**Rows**
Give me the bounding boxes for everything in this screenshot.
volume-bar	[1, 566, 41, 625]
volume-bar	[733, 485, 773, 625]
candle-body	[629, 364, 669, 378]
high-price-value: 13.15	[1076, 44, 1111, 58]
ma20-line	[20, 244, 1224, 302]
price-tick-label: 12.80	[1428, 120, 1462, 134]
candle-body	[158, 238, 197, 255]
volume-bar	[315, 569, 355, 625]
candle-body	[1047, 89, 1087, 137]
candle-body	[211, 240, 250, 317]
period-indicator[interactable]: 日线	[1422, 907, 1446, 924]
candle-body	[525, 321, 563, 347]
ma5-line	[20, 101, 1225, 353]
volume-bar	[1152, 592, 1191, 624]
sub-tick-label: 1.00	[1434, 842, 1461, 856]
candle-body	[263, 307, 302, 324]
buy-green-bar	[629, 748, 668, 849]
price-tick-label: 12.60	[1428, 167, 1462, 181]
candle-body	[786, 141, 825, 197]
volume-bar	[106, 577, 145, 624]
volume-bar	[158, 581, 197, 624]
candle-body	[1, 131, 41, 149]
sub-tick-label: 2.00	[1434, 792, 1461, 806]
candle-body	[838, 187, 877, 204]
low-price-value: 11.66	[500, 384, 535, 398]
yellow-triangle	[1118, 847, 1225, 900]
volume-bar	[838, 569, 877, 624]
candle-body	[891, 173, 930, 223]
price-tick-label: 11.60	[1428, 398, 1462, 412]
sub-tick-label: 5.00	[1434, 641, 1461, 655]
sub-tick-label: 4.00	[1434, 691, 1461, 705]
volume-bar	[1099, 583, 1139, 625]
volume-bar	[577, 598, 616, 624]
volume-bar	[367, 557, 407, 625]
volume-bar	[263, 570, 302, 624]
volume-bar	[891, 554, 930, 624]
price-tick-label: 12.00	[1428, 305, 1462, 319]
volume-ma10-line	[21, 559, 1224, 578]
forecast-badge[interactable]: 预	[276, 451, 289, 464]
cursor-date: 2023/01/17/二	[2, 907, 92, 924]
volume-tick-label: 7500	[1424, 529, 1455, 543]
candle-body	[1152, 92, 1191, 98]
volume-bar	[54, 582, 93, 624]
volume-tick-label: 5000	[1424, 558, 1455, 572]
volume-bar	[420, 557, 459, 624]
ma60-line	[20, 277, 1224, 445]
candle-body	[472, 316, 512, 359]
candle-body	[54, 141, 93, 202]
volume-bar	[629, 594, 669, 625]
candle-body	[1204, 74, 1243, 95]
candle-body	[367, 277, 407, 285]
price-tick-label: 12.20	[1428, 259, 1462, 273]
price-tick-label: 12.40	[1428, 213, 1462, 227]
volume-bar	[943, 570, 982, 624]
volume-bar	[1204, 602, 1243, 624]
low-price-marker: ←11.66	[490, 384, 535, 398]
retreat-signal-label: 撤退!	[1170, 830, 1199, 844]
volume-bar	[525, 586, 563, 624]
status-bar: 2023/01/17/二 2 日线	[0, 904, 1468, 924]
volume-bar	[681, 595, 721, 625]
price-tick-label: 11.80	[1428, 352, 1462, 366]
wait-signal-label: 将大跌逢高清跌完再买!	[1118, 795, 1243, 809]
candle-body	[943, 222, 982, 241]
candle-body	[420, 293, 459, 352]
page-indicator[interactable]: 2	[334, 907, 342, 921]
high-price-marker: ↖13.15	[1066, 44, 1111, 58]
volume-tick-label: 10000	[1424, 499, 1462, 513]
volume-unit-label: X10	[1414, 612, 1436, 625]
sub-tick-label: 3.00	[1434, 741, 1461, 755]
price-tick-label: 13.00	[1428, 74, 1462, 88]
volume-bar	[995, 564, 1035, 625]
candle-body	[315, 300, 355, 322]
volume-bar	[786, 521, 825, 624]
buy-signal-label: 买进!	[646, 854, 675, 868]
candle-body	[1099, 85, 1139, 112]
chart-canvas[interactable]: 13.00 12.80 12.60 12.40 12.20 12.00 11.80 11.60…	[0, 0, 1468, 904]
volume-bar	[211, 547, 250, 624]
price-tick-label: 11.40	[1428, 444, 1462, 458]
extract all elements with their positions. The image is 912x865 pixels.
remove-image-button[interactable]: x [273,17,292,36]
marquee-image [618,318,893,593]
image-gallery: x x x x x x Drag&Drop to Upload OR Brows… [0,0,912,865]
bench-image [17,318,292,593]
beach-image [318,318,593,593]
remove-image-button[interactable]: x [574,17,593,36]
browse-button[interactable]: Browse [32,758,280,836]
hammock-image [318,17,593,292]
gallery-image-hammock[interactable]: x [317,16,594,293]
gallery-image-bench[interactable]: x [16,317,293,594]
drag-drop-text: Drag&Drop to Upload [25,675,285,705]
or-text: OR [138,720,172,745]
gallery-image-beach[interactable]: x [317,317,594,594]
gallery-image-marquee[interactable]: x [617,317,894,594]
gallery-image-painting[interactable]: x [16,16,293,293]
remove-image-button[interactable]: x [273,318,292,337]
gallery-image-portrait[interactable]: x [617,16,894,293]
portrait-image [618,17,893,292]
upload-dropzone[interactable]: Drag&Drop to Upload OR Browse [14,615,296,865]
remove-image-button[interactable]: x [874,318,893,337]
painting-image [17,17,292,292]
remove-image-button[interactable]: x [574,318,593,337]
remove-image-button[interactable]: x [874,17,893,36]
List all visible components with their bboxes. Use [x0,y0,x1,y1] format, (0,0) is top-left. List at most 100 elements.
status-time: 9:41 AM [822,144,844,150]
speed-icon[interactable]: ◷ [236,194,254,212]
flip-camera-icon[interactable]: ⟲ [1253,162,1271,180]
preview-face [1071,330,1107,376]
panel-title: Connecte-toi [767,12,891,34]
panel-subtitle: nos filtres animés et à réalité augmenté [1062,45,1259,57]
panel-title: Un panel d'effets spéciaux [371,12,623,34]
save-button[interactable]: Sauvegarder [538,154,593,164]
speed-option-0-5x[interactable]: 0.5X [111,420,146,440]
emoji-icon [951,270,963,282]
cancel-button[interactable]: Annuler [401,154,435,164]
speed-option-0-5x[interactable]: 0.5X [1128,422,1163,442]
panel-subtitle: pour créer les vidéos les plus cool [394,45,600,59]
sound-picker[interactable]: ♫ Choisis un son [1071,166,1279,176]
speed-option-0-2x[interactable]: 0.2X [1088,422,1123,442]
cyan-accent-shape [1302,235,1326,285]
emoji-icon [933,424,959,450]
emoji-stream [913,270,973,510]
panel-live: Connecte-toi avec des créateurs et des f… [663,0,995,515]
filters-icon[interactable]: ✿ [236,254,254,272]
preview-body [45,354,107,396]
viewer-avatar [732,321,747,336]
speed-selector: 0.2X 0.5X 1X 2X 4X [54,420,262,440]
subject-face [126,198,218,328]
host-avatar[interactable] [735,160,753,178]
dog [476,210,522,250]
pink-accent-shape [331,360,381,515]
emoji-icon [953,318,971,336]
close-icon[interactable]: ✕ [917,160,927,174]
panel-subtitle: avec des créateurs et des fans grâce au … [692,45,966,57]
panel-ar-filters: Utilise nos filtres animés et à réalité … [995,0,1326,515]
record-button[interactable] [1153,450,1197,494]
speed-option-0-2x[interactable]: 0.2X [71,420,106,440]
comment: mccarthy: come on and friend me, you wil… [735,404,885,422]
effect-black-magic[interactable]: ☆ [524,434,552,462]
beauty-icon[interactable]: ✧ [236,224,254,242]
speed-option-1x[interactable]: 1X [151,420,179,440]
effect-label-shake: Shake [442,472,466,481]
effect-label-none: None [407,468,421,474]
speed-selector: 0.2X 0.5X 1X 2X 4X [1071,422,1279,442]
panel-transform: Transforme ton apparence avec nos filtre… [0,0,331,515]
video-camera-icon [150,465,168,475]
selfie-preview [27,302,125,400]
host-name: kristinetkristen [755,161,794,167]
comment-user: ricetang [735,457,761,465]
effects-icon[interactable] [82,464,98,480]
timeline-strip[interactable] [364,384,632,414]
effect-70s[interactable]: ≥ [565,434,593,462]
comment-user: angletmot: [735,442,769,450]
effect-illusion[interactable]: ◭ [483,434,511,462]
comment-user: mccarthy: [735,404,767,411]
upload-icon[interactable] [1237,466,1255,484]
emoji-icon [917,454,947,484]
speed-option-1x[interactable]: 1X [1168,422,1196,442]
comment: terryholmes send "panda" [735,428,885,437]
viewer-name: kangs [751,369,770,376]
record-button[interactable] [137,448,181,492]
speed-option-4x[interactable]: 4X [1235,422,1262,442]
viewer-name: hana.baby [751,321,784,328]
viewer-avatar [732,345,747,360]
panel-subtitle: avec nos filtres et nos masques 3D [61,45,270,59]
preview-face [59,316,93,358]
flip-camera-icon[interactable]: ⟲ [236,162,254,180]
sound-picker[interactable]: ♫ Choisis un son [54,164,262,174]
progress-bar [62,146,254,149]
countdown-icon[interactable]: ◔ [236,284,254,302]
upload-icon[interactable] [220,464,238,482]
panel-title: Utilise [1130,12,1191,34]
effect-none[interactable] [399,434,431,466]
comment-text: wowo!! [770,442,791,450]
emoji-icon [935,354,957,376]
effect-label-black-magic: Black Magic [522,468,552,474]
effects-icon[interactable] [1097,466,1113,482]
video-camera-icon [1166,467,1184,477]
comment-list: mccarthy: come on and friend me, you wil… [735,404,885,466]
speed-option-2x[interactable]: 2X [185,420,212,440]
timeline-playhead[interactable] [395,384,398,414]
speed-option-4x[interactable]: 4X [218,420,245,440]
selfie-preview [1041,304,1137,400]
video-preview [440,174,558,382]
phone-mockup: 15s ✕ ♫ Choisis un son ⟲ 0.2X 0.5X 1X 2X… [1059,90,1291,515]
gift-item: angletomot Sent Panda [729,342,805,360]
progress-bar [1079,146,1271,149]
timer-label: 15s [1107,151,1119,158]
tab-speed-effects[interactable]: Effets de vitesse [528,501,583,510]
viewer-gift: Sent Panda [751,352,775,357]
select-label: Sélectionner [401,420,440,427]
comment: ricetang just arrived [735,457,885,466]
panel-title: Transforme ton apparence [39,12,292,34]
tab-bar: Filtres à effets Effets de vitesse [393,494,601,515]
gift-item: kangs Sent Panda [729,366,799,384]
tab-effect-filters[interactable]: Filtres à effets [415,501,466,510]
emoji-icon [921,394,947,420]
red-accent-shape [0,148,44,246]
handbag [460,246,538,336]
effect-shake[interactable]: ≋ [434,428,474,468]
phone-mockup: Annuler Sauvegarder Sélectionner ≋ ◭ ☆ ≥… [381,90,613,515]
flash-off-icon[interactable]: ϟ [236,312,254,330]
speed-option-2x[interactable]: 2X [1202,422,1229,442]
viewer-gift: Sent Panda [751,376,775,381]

**The exercise**
Can you copy out every line from the start of the listing through the line containing "792, 1461, 806]", inclusive, without changing anything?

**Answer to this exercise**
Give me the bounding boxes for everything in this screenshot.
volume-bar	[1, 566, 41, 625]
volume-bar	[733, 485, 773, 625]
candle-body	[629, 364, 669, 378]
high-price-value: 13.15	[1076, 44, 1111, 58]
ma20-line	[20, 244, 1224, 302]
price-tick-label: 12.80	[1428, 120, 1462, 134]
candle-body	[158, 238, 197, 255]
volume-bar	[315, 569, 355, 625]
candle-body	[1047, 89, 1087, 137]
candle-body	[211, 240, 250, 317]
period-indicator[interactable]: 日线	[1422, 907, 1446, 924]
candle-body	[525, 321, 563, 347]
ma5-line	[20, 101, 1225, 353]
volume-bar	[1152, 592, 1191, 624]
sub-tick-label: 1.00	[1434, 842, 1461, 856]
candle-body	[263, 307, 302, 324]
buy-green-bar	[629, 748, 668, 849]
price-tick-label: 12.60	[1428, 167, 1462, 181]
candle-body	[786, 141, 825, 197]
volume-bar	[106, 577, 145, 624]
volume-bar	[158, 581, 197, 624]
candle-body	[1, 131, 41, 149]
sub-tick-label: 2.00	[1434, 792, 1461, 806]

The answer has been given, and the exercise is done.